'''

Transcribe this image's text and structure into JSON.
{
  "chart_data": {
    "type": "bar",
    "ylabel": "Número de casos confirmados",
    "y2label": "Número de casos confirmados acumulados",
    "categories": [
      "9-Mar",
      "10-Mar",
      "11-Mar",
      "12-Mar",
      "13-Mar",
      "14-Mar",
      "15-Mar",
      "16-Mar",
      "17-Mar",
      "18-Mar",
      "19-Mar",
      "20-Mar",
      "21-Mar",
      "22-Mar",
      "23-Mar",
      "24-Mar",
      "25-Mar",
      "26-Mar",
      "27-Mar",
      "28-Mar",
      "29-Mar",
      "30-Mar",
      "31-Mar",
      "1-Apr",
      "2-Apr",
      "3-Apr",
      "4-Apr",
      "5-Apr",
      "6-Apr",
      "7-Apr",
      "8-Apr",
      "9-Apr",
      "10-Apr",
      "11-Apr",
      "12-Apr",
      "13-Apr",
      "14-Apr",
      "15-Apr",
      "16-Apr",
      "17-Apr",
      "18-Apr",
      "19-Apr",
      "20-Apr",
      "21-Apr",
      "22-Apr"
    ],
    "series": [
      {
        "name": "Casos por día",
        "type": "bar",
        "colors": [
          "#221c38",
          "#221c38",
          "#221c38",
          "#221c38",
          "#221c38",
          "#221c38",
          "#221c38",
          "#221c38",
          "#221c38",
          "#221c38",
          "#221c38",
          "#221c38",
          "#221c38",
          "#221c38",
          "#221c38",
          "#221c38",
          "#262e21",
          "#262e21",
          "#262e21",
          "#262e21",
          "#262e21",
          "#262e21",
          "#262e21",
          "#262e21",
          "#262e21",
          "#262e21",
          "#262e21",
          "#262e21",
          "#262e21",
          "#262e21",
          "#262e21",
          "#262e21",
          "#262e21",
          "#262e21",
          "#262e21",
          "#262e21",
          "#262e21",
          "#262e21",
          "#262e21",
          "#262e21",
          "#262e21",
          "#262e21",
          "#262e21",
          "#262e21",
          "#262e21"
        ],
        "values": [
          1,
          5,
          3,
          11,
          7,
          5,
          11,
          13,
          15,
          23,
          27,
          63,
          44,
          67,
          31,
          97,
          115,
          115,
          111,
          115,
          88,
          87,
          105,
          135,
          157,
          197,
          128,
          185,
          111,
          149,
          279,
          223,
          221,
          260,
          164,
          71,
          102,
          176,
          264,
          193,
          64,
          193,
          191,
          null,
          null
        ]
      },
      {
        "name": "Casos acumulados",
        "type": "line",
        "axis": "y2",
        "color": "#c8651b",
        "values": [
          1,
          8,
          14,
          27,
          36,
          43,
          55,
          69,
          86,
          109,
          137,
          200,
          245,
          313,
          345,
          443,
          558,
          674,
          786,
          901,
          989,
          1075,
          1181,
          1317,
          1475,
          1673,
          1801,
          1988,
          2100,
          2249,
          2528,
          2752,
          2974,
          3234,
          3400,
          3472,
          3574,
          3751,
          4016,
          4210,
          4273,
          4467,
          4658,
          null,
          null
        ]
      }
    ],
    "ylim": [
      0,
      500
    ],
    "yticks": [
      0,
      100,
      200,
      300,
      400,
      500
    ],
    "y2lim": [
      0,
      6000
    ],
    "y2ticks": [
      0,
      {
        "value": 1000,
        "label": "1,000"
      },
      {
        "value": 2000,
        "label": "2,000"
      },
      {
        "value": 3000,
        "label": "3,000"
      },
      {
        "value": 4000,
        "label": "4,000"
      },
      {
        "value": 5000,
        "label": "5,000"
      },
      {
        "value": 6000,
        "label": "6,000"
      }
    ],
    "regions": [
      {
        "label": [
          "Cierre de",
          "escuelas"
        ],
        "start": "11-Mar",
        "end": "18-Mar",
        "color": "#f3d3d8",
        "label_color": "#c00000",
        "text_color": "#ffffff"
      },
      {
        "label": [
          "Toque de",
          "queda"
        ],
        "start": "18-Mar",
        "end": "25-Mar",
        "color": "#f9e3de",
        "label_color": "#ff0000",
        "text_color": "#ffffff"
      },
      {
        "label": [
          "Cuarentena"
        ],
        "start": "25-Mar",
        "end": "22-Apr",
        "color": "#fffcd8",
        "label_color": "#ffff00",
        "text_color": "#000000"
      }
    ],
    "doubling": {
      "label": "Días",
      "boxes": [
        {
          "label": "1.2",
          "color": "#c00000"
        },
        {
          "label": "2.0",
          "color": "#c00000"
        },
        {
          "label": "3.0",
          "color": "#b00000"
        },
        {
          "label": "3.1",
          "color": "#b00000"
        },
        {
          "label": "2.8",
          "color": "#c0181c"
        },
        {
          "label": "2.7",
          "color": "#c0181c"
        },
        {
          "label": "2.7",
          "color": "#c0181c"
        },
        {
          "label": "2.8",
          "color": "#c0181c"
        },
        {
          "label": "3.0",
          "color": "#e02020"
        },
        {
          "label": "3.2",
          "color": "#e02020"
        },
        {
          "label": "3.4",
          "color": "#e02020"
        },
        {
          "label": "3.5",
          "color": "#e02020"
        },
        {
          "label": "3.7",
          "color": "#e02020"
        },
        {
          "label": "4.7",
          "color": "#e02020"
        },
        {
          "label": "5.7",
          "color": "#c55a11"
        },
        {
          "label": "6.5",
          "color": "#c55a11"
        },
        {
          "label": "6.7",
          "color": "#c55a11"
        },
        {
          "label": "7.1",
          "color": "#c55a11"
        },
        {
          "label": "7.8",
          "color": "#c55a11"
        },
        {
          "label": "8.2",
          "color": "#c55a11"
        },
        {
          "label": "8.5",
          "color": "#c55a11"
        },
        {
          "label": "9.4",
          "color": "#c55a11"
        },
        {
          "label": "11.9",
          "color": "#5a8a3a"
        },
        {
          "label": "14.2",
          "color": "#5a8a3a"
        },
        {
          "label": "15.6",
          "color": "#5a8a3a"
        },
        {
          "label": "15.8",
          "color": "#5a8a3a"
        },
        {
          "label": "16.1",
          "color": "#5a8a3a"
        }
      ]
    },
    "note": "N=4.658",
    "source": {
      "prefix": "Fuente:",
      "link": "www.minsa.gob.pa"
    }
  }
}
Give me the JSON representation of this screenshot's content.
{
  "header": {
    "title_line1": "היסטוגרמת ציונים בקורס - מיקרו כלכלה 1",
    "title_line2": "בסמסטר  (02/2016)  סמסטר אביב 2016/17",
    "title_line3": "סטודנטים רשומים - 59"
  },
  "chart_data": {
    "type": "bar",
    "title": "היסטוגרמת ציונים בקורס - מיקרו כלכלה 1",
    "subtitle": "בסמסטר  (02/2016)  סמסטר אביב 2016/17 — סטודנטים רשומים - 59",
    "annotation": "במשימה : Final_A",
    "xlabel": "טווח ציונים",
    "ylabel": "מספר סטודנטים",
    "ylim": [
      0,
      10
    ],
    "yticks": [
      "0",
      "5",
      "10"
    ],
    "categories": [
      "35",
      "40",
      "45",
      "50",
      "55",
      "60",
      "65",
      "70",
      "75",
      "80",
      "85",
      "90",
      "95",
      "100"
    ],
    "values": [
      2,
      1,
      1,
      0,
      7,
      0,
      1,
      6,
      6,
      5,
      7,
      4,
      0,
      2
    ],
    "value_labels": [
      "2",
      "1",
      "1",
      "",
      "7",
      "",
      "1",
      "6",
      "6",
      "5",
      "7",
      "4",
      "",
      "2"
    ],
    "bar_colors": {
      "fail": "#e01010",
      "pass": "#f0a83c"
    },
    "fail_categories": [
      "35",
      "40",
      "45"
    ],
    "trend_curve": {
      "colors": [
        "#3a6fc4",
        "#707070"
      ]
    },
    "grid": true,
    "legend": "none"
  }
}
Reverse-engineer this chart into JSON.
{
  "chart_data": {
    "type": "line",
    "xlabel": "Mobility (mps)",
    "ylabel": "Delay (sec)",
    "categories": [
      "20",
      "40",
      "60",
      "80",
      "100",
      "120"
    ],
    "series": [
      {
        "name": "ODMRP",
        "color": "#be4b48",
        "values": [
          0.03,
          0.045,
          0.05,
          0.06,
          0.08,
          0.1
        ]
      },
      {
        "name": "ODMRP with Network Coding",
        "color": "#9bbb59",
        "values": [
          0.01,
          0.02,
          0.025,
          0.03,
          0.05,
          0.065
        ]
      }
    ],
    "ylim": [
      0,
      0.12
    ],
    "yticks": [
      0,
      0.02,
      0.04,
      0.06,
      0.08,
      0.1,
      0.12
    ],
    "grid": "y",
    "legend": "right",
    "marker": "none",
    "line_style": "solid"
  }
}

'''

== Written instruction ==
Starting with the line that contains "Reverse-engineer this chart into JSON.", output every line through the end of the listing above, unchanged.

== Correct output ==
Reverse-engineer this chart into JSON.
{
  "chart_data": {
    "type": "line",
    "xlabel": "Mobility (mps)",
    "ylabel": "Delay (sec)",
    "categories": [
      "20",
      "40",
      "60",
      "80",
      "100",
      "120"
    ],
    "series": [
      {
        "name": "ODMRP",
        "color": "#be4b48",
        "values": [
          0.03,
          0.045,
          0.05,
          0.06,
          0.08,
          0.1
        ]
      },
      {
        "name": "ODMRP with Network Coding",
        "color": "#9bbb59",
        "values": [
          0.01,
          0.02,
          0.025,
          0.03,
          0.05,
          0.065
        ]
      }
    ],
    "ylim": [
      0,
      0.12
    ],
    "yticks": [
      0,
      0.02,
      0.04,
      0.06,
      0.08,
      0.1,
      0.12
    ],
    "grid": "y",
    "legend": "right",
    "marker": "none",
    "line_style": "solid"
  }
}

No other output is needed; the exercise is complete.